Records excerpted from a collection
/---

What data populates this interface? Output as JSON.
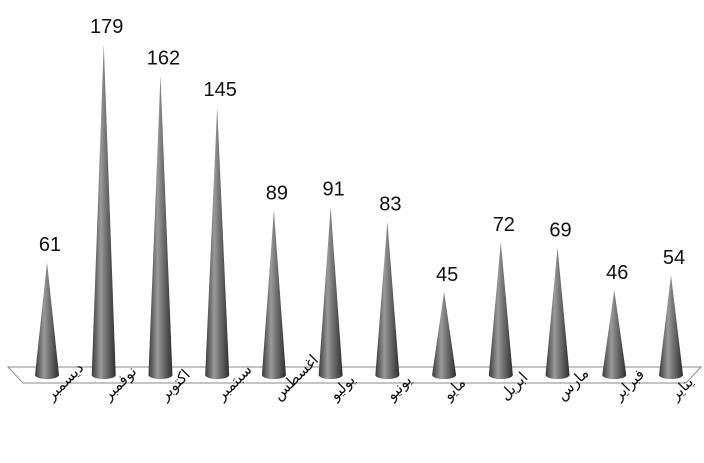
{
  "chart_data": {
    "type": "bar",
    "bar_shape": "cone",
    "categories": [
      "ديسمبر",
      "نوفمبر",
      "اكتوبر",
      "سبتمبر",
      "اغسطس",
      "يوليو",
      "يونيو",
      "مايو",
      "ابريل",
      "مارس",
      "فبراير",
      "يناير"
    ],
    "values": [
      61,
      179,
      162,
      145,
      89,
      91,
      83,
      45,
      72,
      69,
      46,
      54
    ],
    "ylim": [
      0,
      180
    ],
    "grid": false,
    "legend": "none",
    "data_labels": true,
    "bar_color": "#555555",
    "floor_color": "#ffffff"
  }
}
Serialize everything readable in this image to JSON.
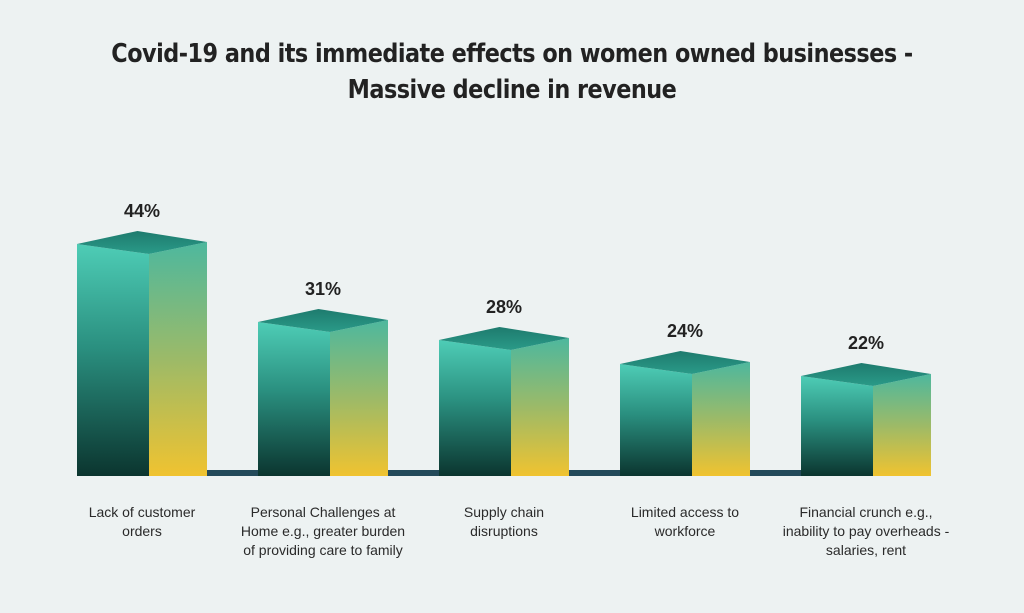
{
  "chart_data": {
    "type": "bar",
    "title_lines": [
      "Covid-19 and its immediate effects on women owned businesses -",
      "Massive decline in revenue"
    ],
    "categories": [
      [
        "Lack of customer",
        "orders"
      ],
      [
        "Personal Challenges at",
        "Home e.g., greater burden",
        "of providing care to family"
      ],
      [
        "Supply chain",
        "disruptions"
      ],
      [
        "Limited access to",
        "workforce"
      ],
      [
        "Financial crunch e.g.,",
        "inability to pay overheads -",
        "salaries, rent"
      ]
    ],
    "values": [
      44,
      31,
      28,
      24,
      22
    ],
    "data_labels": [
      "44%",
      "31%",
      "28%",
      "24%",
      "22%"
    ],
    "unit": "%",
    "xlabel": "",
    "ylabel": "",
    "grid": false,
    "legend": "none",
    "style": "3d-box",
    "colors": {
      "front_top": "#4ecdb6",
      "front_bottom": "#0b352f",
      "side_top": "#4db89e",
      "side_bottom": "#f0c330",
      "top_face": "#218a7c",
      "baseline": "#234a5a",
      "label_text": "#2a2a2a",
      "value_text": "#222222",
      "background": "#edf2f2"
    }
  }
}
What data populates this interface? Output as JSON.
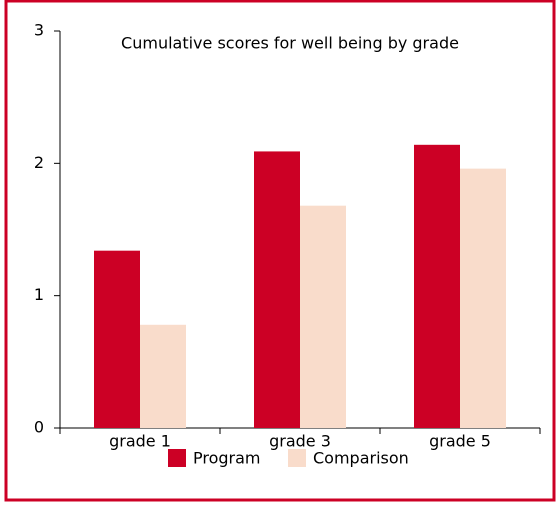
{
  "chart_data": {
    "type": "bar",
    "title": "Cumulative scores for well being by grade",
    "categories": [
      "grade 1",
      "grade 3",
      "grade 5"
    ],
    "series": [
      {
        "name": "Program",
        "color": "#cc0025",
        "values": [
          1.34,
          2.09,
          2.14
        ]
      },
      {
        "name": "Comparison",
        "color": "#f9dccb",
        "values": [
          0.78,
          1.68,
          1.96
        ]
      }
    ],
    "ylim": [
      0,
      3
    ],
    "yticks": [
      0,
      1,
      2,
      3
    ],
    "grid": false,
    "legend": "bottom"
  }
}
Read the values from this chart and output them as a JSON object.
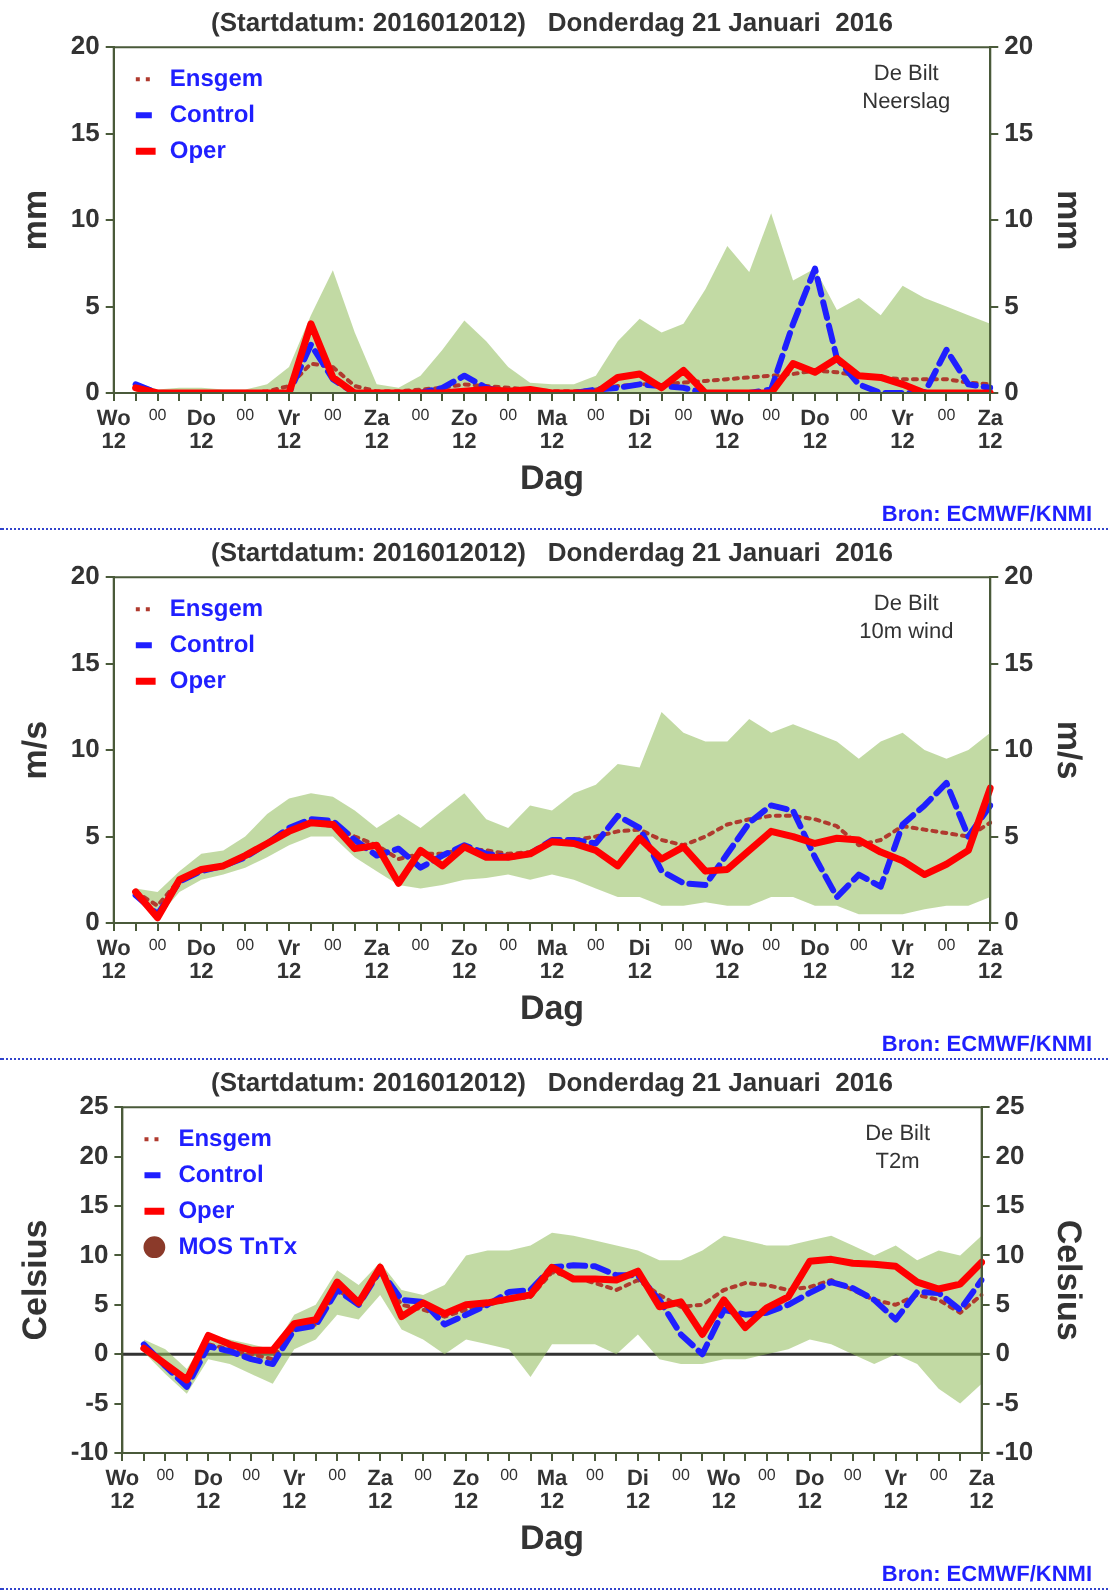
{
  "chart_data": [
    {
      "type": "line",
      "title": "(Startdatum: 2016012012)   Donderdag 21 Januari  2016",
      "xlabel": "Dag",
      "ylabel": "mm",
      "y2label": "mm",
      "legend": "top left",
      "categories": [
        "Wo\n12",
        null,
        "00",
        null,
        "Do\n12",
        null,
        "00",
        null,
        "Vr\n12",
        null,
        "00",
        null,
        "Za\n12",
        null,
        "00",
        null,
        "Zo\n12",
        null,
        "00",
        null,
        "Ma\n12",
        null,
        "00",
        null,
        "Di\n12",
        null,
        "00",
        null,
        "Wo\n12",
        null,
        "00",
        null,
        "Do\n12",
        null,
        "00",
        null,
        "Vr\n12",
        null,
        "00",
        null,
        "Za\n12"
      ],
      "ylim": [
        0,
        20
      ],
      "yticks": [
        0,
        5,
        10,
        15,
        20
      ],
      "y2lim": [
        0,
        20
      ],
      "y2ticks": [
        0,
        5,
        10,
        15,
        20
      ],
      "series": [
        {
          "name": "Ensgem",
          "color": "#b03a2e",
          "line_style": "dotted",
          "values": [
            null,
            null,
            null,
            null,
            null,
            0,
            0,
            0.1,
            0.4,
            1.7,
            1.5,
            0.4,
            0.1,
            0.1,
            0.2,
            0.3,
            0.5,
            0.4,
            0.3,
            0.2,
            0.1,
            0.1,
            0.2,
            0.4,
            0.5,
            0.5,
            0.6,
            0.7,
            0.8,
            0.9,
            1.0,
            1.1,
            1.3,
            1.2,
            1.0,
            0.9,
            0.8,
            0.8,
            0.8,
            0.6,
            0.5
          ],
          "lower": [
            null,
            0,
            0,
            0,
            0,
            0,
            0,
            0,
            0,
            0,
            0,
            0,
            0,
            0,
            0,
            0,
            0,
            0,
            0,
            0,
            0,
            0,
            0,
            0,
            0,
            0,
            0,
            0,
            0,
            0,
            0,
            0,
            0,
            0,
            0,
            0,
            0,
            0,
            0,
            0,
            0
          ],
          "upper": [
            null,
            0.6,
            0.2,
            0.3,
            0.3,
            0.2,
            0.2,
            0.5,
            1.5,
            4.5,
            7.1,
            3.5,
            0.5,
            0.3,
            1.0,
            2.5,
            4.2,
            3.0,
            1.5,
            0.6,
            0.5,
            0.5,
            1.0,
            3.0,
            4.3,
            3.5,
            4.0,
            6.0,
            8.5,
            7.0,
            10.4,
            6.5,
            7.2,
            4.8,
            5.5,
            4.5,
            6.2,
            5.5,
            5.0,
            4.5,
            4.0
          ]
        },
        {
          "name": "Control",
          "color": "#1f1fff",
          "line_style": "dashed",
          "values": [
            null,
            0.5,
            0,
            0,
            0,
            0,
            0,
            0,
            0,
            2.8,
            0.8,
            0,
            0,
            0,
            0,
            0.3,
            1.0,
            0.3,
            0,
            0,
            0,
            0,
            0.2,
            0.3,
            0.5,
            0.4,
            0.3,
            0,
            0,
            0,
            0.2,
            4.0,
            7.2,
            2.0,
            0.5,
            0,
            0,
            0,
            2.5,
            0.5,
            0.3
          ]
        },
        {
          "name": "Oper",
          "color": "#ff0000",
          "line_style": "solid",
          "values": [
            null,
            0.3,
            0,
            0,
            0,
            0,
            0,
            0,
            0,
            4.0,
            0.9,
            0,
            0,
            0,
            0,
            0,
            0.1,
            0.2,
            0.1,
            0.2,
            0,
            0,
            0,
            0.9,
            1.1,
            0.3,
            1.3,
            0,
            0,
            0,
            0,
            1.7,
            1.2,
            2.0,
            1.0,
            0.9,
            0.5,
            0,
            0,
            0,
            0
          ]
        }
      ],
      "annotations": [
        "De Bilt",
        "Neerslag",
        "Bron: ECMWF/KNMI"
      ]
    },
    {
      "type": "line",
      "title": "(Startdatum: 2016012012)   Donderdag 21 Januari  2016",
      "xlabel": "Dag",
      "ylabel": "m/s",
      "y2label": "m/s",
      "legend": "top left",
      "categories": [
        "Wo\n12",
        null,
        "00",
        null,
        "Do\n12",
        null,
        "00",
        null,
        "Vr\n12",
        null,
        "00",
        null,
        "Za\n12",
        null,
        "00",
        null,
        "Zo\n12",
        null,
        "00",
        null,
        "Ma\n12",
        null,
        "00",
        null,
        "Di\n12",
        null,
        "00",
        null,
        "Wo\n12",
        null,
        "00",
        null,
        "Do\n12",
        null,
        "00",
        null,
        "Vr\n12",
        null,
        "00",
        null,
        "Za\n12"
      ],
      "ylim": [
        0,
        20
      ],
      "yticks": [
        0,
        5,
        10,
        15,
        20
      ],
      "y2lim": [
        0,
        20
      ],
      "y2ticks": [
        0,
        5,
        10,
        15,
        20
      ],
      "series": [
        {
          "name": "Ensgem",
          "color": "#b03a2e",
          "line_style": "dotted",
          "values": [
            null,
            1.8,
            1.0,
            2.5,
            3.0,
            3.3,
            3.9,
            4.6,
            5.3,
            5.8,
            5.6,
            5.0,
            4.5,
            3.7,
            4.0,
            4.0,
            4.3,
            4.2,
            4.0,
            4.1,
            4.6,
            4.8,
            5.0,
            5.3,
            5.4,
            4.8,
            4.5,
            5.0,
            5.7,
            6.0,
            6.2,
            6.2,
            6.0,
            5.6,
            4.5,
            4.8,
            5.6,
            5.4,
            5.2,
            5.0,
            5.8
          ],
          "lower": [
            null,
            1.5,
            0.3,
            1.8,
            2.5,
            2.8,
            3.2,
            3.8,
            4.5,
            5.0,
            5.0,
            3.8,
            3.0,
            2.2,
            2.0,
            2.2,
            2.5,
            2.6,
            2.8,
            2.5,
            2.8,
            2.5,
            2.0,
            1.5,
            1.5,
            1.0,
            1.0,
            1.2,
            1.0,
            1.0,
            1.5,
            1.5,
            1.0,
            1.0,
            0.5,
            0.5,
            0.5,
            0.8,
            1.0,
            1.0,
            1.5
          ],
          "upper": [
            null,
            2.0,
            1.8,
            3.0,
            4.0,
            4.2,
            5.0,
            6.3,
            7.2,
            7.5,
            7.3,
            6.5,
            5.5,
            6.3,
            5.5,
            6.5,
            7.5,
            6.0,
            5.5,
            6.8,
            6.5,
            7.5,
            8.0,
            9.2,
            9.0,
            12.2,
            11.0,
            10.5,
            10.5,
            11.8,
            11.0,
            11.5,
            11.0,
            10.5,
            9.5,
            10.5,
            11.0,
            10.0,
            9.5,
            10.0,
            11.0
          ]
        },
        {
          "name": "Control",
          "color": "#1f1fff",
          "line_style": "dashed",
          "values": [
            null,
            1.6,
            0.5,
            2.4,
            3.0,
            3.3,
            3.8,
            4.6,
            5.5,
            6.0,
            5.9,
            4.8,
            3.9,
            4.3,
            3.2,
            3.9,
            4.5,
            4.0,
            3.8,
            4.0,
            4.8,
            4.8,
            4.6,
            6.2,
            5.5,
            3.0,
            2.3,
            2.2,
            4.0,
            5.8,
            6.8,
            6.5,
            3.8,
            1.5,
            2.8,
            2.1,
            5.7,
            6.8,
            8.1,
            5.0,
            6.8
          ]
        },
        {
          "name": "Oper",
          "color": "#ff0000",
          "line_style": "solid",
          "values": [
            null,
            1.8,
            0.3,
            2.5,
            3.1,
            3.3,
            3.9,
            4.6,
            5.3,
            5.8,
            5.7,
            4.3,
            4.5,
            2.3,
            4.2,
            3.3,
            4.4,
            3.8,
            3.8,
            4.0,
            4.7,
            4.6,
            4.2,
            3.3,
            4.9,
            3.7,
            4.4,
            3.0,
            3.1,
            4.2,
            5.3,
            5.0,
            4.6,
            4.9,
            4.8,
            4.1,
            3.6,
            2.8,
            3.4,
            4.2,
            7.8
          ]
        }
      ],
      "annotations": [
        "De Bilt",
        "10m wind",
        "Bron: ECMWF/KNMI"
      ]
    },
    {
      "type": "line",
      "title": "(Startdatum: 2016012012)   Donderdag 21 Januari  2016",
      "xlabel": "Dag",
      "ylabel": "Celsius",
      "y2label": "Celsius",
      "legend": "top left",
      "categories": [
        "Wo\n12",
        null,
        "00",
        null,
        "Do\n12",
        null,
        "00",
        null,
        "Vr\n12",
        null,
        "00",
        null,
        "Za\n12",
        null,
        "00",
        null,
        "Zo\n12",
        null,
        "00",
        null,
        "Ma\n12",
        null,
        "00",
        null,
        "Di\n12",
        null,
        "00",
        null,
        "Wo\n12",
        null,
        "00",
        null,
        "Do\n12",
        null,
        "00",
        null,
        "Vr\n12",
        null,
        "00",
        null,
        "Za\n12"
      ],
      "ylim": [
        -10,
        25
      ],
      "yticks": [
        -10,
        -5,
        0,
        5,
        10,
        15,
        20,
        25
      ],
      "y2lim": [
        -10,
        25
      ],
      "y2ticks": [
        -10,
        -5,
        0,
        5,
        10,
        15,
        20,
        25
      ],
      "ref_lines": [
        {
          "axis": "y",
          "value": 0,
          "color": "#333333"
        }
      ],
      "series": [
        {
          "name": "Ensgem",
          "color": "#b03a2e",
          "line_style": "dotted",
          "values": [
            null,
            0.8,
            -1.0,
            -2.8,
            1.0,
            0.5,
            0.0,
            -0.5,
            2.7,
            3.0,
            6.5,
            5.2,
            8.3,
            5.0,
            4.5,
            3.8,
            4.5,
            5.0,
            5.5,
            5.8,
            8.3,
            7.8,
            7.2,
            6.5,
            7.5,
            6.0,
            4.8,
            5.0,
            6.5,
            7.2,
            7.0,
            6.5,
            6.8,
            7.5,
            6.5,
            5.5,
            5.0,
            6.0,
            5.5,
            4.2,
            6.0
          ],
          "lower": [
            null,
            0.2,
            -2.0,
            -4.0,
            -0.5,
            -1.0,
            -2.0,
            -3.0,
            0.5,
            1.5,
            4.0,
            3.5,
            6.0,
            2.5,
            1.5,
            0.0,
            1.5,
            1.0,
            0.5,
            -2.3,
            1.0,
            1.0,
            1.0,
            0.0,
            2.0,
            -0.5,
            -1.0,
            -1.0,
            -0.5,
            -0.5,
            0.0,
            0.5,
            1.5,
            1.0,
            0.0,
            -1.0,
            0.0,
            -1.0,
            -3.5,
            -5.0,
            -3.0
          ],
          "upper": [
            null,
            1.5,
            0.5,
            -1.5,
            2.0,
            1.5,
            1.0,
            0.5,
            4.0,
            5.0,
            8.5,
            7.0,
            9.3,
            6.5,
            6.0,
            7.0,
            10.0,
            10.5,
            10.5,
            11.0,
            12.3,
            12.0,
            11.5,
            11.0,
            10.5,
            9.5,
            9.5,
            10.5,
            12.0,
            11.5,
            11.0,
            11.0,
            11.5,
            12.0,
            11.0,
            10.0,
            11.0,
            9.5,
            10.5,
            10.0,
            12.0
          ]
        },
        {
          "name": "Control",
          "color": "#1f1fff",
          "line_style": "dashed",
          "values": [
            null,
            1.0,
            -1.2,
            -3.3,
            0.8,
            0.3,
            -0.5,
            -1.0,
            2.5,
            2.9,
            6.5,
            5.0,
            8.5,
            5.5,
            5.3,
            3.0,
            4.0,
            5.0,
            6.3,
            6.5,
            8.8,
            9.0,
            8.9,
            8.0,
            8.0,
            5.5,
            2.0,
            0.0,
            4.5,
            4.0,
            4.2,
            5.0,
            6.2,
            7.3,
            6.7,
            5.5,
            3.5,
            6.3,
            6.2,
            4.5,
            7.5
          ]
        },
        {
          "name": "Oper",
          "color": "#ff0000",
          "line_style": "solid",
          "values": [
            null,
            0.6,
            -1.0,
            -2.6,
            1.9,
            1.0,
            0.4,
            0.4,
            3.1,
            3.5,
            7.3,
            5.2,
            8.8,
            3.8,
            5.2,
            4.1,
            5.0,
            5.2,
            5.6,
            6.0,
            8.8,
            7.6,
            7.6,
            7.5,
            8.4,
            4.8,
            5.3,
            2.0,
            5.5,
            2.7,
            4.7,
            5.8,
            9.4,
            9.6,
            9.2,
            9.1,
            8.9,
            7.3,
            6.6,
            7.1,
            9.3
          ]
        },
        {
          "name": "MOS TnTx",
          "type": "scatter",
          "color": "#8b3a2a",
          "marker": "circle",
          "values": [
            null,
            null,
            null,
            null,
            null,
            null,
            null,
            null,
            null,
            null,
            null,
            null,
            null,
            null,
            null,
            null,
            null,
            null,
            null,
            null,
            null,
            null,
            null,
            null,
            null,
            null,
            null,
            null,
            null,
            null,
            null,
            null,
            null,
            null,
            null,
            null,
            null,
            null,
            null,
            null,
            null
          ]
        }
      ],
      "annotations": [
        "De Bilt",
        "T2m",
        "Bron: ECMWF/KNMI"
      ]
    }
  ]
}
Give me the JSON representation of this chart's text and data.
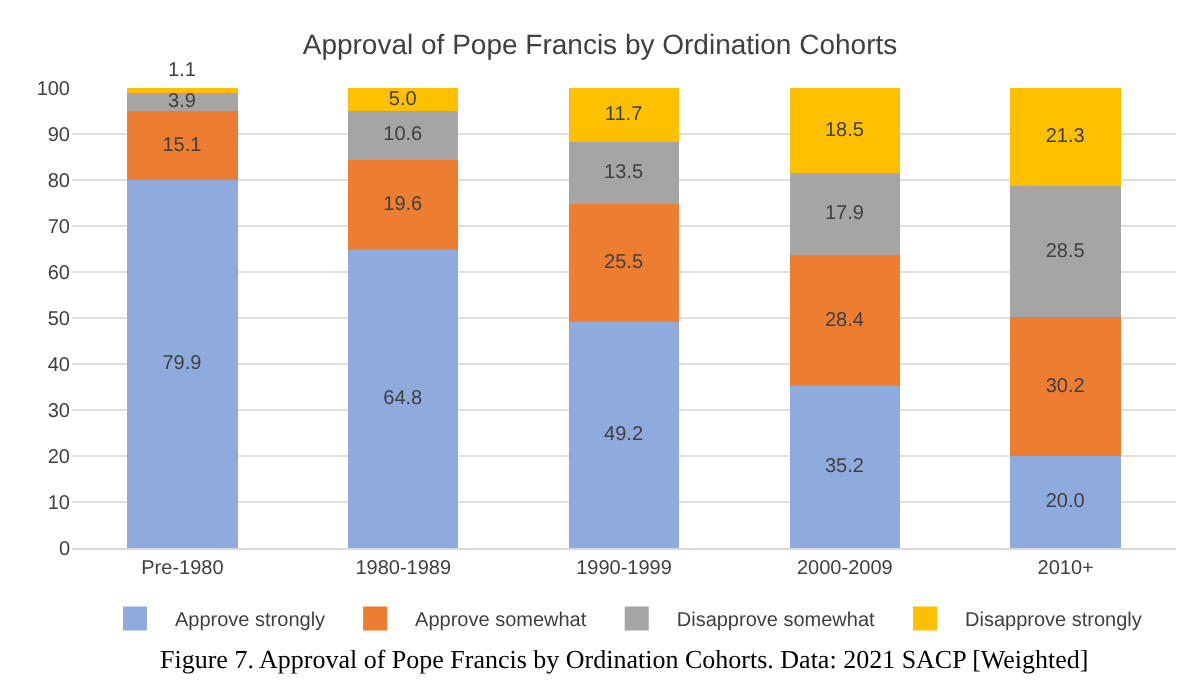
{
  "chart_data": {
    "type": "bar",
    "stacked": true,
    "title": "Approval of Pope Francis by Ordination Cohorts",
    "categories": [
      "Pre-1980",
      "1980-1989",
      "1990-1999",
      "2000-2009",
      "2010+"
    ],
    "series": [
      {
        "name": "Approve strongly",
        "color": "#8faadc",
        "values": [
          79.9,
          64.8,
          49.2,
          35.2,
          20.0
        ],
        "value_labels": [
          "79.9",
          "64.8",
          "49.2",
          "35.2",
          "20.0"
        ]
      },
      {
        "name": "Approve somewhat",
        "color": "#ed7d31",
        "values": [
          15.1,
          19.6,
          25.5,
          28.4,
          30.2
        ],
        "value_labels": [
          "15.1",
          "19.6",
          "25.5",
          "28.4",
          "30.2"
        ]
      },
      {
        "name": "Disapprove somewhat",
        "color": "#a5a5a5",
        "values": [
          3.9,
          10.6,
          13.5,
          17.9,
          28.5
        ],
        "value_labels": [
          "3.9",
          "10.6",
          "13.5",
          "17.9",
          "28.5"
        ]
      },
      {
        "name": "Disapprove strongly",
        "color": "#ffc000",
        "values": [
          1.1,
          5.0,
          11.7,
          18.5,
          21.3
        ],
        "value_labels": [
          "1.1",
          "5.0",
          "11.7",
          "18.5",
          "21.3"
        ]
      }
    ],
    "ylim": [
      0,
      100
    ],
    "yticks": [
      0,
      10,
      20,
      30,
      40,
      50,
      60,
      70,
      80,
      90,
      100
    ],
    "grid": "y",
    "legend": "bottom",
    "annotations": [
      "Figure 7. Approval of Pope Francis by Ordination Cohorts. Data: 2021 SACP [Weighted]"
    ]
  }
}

\---

GIVEN PROBLEM – Work out how many lines of the material above contain the word "Cohorts", then give only that figure.

RESPONSE – 2